In how many lines does the string "JSON" appear? Answer with the number only.

[Start of DATA ROWS]

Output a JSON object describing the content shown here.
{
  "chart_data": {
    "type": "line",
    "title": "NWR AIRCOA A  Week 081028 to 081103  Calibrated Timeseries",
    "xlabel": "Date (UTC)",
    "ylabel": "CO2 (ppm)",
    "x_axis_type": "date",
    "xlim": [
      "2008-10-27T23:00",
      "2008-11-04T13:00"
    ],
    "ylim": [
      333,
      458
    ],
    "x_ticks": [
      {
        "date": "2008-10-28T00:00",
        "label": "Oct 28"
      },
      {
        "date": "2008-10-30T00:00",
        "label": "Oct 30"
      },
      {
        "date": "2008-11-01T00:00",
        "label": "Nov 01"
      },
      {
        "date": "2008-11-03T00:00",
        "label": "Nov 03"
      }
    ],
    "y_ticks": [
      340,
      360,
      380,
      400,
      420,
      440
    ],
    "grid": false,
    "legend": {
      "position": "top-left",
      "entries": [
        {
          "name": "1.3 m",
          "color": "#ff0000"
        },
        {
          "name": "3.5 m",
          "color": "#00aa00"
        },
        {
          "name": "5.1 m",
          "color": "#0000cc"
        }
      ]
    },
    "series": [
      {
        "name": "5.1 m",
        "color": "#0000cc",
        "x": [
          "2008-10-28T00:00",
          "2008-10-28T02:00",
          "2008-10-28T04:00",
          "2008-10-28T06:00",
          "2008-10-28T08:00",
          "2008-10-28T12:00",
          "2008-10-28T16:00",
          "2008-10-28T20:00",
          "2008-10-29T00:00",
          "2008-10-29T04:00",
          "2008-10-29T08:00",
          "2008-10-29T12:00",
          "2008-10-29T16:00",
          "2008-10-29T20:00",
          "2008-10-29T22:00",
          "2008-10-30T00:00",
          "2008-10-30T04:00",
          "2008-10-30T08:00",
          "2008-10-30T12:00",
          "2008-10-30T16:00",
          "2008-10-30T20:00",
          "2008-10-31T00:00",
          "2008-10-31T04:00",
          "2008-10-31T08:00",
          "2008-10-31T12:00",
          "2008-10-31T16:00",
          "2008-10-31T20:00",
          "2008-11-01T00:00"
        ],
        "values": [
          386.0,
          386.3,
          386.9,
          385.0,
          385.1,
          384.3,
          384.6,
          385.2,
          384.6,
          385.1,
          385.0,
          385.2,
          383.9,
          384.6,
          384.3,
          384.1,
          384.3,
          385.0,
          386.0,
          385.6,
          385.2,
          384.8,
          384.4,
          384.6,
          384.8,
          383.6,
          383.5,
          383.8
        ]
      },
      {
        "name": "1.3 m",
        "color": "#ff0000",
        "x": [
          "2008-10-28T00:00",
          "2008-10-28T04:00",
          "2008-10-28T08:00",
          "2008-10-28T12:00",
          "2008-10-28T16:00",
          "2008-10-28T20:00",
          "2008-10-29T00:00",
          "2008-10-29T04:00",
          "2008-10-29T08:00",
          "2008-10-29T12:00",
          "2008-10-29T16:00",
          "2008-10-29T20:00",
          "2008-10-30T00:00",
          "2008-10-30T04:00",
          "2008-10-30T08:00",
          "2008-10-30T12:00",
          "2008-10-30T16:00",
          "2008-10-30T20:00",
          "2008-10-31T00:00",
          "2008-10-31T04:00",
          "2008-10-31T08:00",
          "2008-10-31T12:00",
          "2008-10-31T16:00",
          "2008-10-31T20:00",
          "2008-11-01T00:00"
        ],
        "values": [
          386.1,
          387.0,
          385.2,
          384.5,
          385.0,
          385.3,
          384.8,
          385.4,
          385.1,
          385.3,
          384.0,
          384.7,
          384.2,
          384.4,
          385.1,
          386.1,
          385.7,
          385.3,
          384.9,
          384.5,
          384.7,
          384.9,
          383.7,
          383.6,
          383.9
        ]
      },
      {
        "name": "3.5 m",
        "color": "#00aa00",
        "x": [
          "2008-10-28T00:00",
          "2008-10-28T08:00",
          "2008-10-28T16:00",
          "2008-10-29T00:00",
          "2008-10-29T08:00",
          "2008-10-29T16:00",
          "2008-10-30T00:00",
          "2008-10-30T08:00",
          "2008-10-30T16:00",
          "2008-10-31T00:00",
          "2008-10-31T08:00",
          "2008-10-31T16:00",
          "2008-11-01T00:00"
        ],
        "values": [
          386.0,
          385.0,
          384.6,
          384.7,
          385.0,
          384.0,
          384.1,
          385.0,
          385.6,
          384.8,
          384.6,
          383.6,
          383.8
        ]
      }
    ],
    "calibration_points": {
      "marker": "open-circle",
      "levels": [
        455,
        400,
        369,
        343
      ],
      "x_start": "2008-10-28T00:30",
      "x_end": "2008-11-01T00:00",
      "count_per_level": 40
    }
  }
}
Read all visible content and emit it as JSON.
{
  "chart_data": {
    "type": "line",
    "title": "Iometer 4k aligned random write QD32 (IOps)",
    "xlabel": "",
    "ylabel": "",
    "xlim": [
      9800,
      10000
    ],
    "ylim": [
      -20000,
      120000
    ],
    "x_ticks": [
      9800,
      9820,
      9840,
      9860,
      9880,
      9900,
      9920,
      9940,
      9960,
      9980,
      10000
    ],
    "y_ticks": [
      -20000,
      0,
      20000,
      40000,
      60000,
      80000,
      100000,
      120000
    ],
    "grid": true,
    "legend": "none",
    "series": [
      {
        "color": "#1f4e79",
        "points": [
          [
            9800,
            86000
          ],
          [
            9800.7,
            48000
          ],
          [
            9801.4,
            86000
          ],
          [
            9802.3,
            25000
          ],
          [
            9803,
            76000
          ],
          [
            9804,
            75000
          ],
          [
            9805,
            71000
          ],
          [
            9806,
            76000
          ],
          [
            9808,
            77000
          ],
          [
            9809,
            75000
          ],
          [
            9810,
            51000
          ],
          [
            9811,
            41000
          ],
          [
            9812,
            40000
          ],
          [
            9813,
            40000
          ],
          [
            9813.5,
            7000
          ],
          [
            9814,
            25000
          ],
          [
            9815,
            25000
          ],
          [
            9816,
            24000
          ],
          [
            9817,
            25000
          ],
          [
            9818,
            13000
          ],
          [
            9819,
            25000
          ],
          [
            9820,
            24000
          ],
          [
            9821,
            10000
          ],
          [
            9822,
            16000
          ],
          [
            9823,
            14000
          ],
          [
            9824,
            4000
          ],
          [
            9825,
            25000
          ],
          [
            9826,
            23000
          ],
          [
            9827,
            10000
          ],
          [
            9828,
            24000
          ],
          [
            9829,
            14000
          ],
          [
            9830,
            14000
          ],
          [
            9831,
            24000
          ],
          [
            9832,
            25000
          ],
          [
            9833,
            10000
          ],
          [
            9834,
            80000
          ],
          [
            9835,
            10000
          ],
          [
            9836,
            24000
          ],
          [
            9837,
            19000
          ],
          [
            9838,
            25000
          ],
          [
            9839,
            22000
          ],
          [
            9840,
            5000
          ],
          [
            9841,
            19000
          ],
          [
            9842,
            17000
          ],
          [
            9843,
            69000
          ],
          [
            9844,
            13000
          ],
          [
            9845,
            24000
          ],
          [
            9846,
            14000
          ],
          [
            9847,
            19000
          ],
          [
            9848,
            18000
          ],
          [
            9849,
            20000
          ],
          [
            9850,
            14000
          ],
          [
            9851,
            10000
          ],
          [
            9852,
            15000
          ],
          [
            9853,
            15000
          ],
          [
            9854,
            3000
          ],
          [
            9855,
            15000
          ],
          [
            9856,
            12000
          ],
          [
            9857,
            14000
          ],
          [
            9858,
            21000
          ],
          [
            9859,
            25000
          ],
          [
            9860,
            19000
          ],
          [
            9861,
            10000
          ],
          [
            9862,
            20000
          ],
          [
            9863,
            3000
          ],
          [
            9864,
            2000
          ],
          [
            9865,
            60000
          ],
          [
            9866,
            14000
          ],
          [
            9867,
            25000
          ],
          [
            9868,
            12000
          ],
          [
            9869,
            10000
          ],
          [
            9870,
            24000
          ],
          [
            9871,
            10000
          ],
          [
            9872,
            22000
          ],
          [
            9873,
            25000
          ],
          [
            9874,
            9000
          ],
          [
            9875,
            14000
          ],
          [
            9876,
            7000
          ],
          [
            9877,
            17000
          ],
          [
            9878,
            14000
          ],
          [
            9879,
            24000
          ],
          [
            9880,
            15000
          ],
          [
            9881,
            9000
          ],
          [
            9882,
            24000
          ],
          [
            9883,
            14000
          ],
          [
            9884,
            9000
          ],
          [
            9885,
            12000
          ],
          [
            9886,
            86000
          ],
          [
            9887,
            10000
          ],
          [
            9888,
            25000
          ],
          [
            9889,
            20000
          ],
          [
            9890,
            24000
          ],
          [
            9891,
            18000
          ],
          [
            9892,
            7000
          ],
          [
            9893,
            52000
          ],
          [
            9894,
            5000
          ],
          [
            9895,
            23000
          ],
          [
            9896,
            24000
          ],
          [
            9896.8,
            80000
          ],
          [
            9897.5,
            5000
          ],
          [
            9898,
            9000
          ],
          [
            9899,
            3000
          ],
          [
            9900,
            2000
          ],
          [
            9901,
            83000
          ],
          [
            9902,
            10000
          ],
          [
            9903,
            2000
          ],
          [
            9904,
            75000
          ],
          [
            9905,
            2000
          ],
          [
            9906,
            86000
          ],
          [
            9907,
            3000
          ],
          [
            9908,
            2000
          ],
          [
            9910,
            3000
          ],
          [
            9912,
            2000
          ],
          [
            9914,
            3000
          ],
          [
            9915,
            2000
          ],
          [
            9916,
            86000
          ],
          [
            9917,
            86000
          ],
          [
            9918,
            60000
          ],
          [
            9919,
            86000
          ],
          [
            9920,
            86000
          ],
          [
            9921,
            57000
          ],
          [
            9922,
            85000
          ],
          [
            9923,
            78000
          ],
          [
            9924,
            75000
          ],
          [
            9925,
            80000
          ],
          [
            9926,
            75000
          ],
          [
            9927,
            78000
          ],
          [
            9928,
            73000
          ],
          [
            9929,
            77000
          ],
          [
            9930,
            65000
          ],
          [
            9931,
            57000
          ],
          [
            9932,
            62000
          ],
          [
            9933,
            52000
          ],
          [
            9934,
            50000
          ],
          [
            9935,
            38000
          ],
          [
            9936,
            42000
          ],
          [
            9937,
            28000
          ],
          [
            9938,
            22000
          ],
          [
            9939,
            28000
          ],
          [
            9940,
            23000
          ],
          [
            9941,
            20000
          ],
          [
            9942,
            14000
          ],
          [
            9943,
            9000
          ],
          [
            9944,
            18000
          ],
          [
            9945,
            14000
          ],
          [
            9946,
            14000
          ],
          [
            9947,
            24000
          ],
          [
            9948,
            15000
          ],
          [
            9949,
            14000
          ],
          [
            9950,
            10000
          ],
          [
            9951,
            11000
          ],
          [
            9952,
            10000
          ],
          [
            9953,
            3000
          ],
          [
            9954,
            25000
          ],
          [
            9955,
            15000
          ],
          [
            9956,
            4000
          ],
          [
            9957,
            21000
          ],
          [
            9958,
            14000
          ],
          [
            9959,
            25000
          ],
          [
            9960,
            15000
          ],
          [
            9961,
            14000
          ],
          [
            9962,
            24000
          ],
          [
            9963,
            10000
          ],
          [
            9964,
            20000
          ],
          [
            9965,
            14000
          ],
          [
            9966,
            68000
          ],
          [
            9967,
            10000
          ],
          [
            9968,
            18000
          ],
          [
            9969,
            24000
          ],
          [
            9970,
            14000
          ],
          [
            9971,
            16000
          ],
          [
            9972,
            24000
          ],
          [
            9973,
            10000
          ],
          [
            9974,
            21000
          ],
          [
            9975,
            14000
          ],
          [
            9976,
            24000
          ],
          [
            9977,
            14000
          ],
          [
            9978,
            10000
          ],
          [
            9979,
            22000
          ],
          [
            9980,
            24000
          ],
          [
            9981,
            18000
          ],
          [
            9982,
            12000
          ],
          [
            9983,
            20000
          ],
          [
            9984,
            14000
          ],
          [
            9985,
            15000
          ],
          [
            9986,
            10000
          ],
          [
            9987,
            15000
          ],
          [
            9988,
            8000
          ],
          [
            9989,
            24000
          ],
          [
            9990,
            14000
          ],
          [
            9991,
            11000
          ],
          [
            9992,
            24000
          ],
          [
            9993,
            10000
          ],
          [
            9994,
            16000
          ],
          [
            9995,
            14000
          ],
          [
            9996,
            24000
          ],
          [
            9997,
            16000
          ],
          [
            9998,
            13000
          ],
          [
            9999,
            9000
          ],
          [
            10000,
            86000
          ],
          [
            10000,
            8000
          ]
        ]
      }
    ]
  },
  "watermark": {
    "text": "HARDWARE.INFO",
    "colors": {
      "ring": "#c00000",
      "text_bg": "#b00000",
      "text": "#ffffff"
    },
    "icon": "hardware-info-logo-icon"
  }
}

[End of DATA ROWS]

▶ **ANSWER TO THIS EXERCISE**
2